→ **WHAT THIS TASK INVOLVES**: Images are not part of the copy; write out the rest of the data exactly as given.

>>>

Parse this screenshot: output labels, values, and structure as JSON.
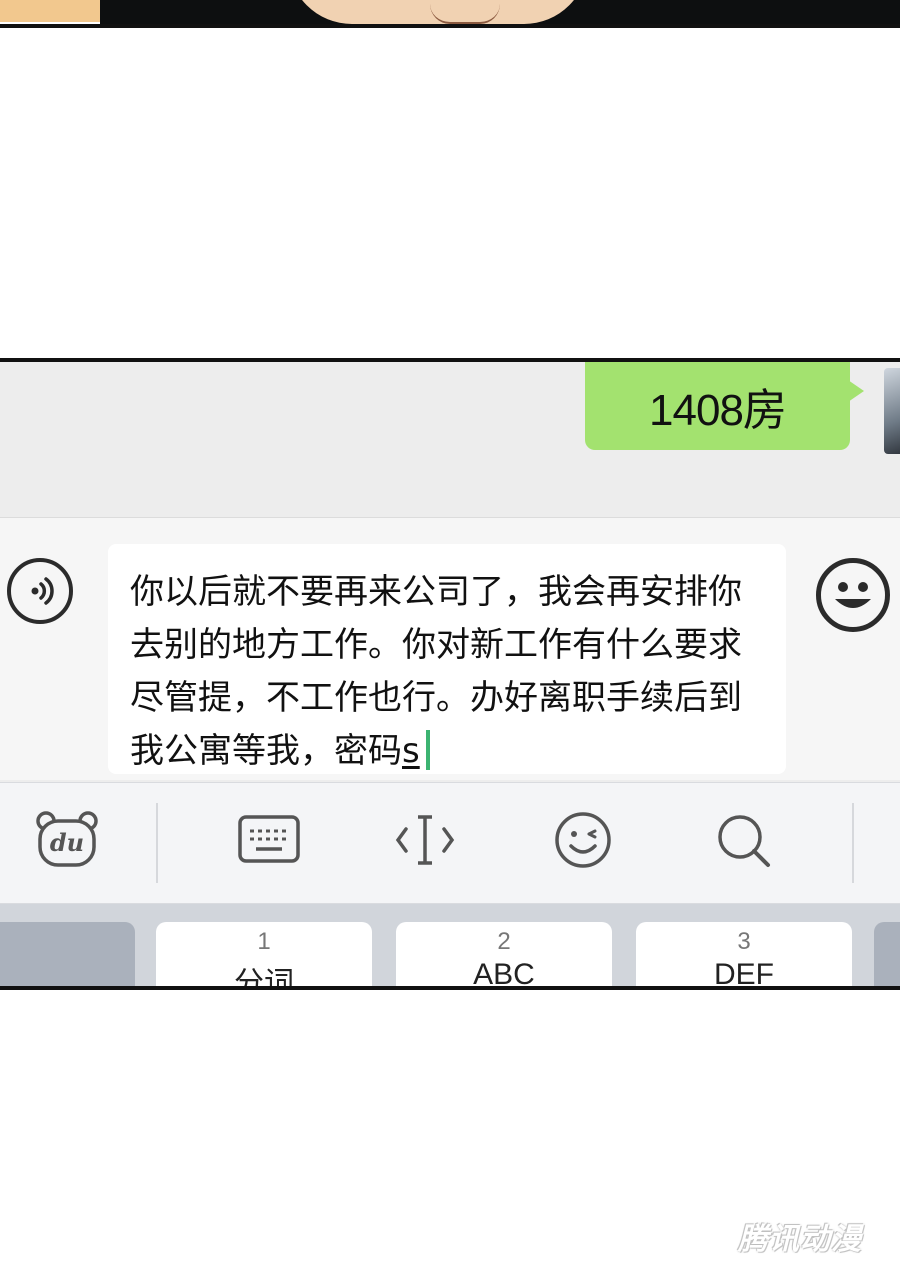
{
  "chat": {
    "sent_message": "1408房"
  },
  "input": {
    "text": "你以后就不要再来公司了，我会再安排你去别的地方工作。你对新工作有什么要求尽管提，不工作也行。办好离职手续后到我公寓等我，密码",
    "composing": "s"
  },
  "toolbar": {
    "icons": [
      "baidu-du-icon",
      "keyboard-icon",
      "cursor-icon",
      "emoji-face-icon",
      "search-icon"
    ],
    "du_label": "du"
  },
  "keyboard": {
    "keys": [
      {
        "num": "1",
        "letters": "分词"
      },
      {
        "num": "2",
        "letters": "ABC"
      },
      {
        "num": "3",
        "letters": "DEF"
      }
    ]
  },
  "watermark": "腾讯动漫",
  "colors": {
    "sent_bubble": "#a3e26f",
    "caret": "#3cb371",
    "chat_background": "#ededed"
  }
}
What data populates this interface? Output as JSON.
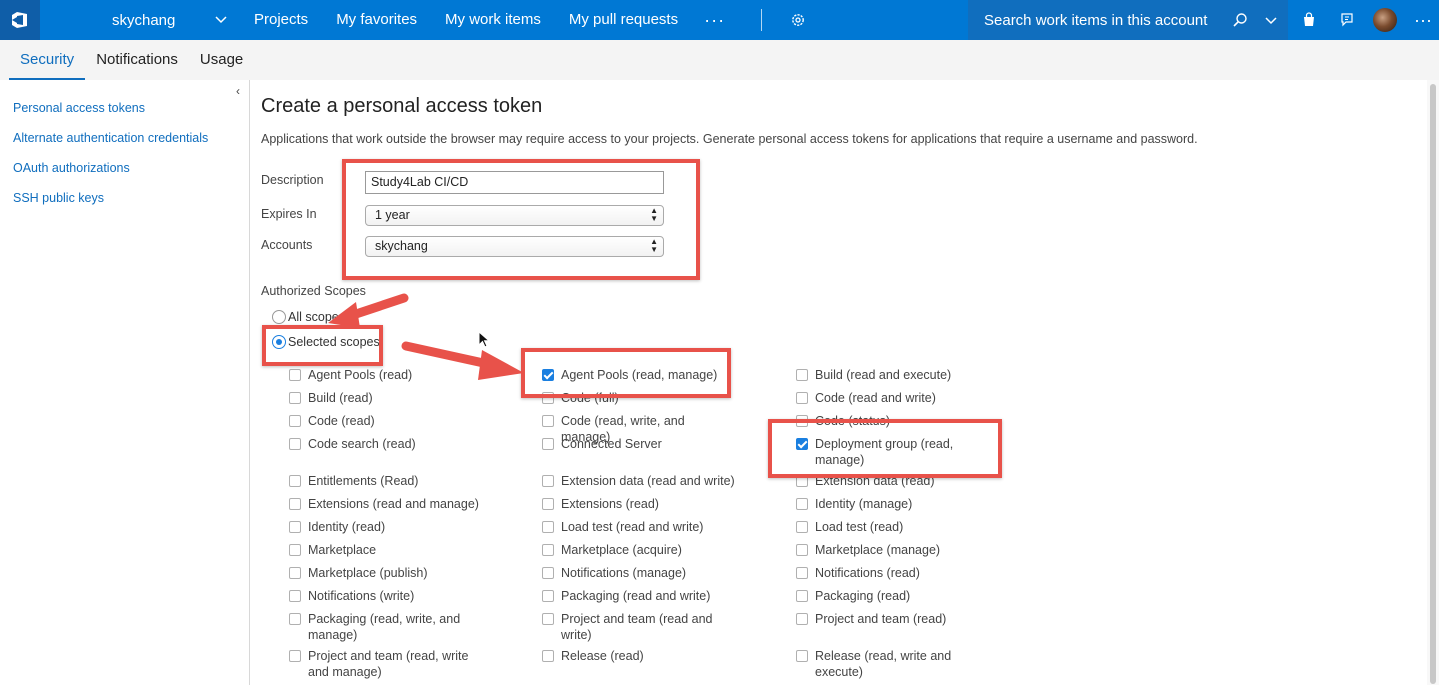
{
  "topbar": {
    "account_name": "skychang",
    "nav": [
      "Projects",
      "My favorites",
      "My work items",
      "My pull requests"
    ],
    "more_label": "···",
    "search_placeholder": "Search work items in this account"
  },
  "subnav": {
    "tabs": [
      "Security",
      "Notifications",
      "Usage"
    ],
    "active": "Security"
  },
  "sidebar": {
    "collapse_label": "‹",
    "links": [
      "Personal access tokens",
      "Alternate authentication credentials",
      "OAuth authorizations",
      "SSH public keys"
    ]
  },
  "form": {
    "title": "Create a personal access token",
    "intro": "Applications that work outside the browser may require access to your projects. Generate personal access tokens for applications that require a username and password.",
    "description_label": "Description",
    "description_value": "Study4Lab CI/CD",
    "expires_label": "Expires In",
    "expires_value": "1 year",
    "accounts_label": "Accounts",
    "accounts_value": "skychang",
    "scopes_label": "Authorized Scopes",
    "all_scopes_label": "All scopes",
    "selected_scopes_label": "Selected scopes",
    "scope_mode": "selected"
  },
  "scopes": {
    "col1": [
      {
        "label": "Agent Pools (read)",
        "checked": false
      },
      {
        "label": "Build (read)",
        "checked": false
      },
      {
        "label": "Code (read)",
        "checked": false
      },
      {
        "label": "Code search (read)",
        "checked": false
      },
      {
        "label": "Entitlements (Read)",
        "checked": false
      },
      {
        "label": "Extensions (read and manage)",
        "checked": false
      },
      {
        "label": "Identity (read)",
        "checked": false
      },
      {
        "label": "Marketplace",
        "checked": false
      },
      {
        "label": "Marketplace (publish)",
        "checked": false
      },
      {
        "label": "Notifications (write)",
        "checked": false
      },
      {
        "label": "Packaging (read, write, and manage)",
        "checked": false
      },
      {
        "label": "Project and team (read, write and manage)",
        "checked": false
      }
    ],
    "col2": [
      {
        "label": "Agent Pools (read, manage)",
        "checked": true
      },
      {
        "label": "Code (full)",
        "checked": false
      },
      {
        "label": "Code (read, write, and manage)",
        "checked": false
      },
      {
        "label": "Connected Server",
        "checked": false
      },
      {
        "label": "Extension data (read and write)",
        "checked": false
      },
      {
        "label": "Extensions (read)",
        "checked": false
      },
      {
        "label": "Load test (read and write)",
        "checked": false
      },
      {
        "label": "Marketplace (acquire)",
        "checked": false
      },
      {
        "label": "Notifications (manage)",
        "checked": false
      },
      {
        "label": "Packaging (read and write)",
        "checked": false
      },
      {
        "label": "Project and team (read and write)",
        "checked": false
      },
      {
        "label": "Release (read)",
        "checked": false
      }
    ],
    "col3": [
      {
        "label": "Build (read and execute)",
        "checked": false
      },
      {
        "label": "Code (read and write)",
        "checked": false
      },
      {
        "label": "Code (status)",
        "checked": false
      },
      {
        "label": "Deployment group (read, manage)",
        "checked": true
      },
      {
        "label": "Extension data (read)",
        "checked": false
      },
      {
        "label": "Identity (manage)",
        "checked": false
      },
      {
        "label": "Load test (read)",
        "checked": false
      },
      {
        "label": "Marketplace (manage)",
        "checked": false
      },
      {
        "label": "Notifications (read)",
        "checked": false
      },
      {
        "label": "Packaging (read)",
        "checked": false
      },
      {
        "label": "Project and team (read)",
        "checked": false
      },
      {
        "label": "Release (read, write and execute)",
        "checked": false
      }
    ]
  },
  "colors": {
    "brand": "#0078d4",
    "highlight": "#e8524a",
    "link": "#106ebe"
  }
}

<<<

→ **ANSWER FOR THIS EXERCISE**:
Parse this screenshot: output labels, values, and structure as JSON.
{
  "chat": {
    "sent_message": "1408房"
  },
  "input": {
    "text": "你以后就不要再来公司了，我会再安排你去别的地方工作。你对新工作有什么要求尽管提，不工作也行。办好离职手续后到我公寓等我，密码",
    "composing": "s"
  },
  "toolbar": {
    "icons": [
      "baidu-du-icon",
      "keyboard-icon",
      "cursor-icon",
      "emoji-face-icon",
      "search-icon"
    ],
    "du_label": "du"
  },
  "keyboard": {
    "keys": [
      {
        "num": "1",
        "letters": "分词"
      },
      {
        "num": "2",
        "letters": "ABC"
      },
      {
        "num": "3",
        "letters": "DEF"
      }
    ]
  },
  "watermark": "腾讯动漫",
  "colors": {
    "sent_bubble": "#a3e26f",
    "caret": "#3cb371",
    "chat_background": "#ededed"
  }
}
What data populates this interface? Output as JSON.
{
  "topbar": {
    "account_name": "skychang",
    "nav": [
      "Projects",
      "My favorites",
      "My work items",
      "My pull requests"
    ],
    "more_label": "···",
    "search_placeholder": "Search work items in this account"
  },
  "subnav": {
    "tabs": [
      "Security",
      "Notifications",
      "Usage"
    ],
    "active": "Security"
  },
  "sidebar": {
    "collapse_label": "‹",
    "links": [
      "Personal access tokens",
      "Alternate authentication credentials",
      "OAuth authorizations",
      "SSH public keys"
    ]
  },
  "form": {
    "title": "Create a personal access token",
    "intro": "Applications that work outside the browser may require access to your projects. Generate personal access tokens for applications that require a username and password.",
    "description_label": "Description",
    "description_value": "Study4Lab CI/CD",
    "expires_label": "Expires In",
    "expires_value": "1 year",
    "accounts_label": "Accounts",
    "accounts_value": "skychang",
    "scopes_label": "Authorized Scopes",
    "all_scopes_label": "All scopes",
    "selected_scopes_label": "Selected scopes",
    "scope_mode": "selected"
  },
  "scopes": {
    "col1": [
      {
        "label": "Agent Pools (read)",
        "checked": false
      },
      {
        "label": "Build (read)",
        "checked": false
      },
      {
        "label": "Code (read)",
        "checked": false
      },
      {
        "label": "Code search (read)",
        "checked": false
      },
      {
        "label": "Entitlements (Read)",
        "checked": false
      },
      {
        "label": "Extensions (read and manage)",
        "checked": false
      },
      {
        "label": "Identity (read)",
        "checked": false
      },
      {
        "label": "Marketplace",
        "checked": false
      },
      {
        "label": "Marketplace (publish)",
        "checked": false
      },
      {
        "label": "Notifications (write)",
        "checked": false
      },
      {
        "label": "Packaging (read, write, and manage)",
        "checked": false
      },
      {
        "label": "Project and team (read, write and manage)",
        "checked": false
      }
    ],
    "col2": [
      {
        "label": "Agent Pools (read, manage)",
        "checked": true
      },
      {
        "label": "Code (full)",
        "checked": false
      },
      {
        "label": "Code (read, write, and manage)",
        "checked": false
      },
      {
        "label": "Connected Server",
        "checked": false
      },
      {
        "label": "Extension data (read and write)",
        "checked": false
      },
      {
        "label": "Extensions (read)",
        "checked": false
      },
      {
        "label": "Load test (read and write)",
        "checked": false
      },
      {
        "label": "Marketplace (acquire)",
        "checked": false
      },
      {
        "label": "Notifications (manage)",
        "checked": false
      },
      {
        "label": "Packaging (read and write)",
        "checked": false
      },
      {
        "label": "Project and team (read and write)",
        "checked": false
      },
      {
        "label": "Release (read)",
        "checked": false
      }
    ],
    "col3": [
      {
        "label": "Build (read and execute)",
        "checked": false
      },
      {
        "label": "Code (read and write)",
        "checked": false
      },
      {
        "label": "Code (status)",
        "checked": false
      },
      {
        "label": "Deployment group (read, manage)",
        "checked": true
      },
      {
        "label": "Extension data (read)",
        "checked": false
      },
      {
        "label": "Identity (manage)",
        "checked": false
      },
      {
        "label": "Load test (read)",
        "checked": false
      },
      {
        "label": "Marketplace (manage)",
        "checked": false
      },
      {
        "label": "Notifications (read)",
        "checked": false
      },
      {
        "label": "Packaging (read)",
        "checked": false
      },
      {
        "label": "Project and team (read)",
        "checked": false
      },
      {
        "label": "Release (read, write and execute)",
        "checked": false
      }
    ]
  },
  "colors": {
    "brand": "#0078d4",
    "highlight": "#e8524a",
    "link": "#106ebe"
  }
}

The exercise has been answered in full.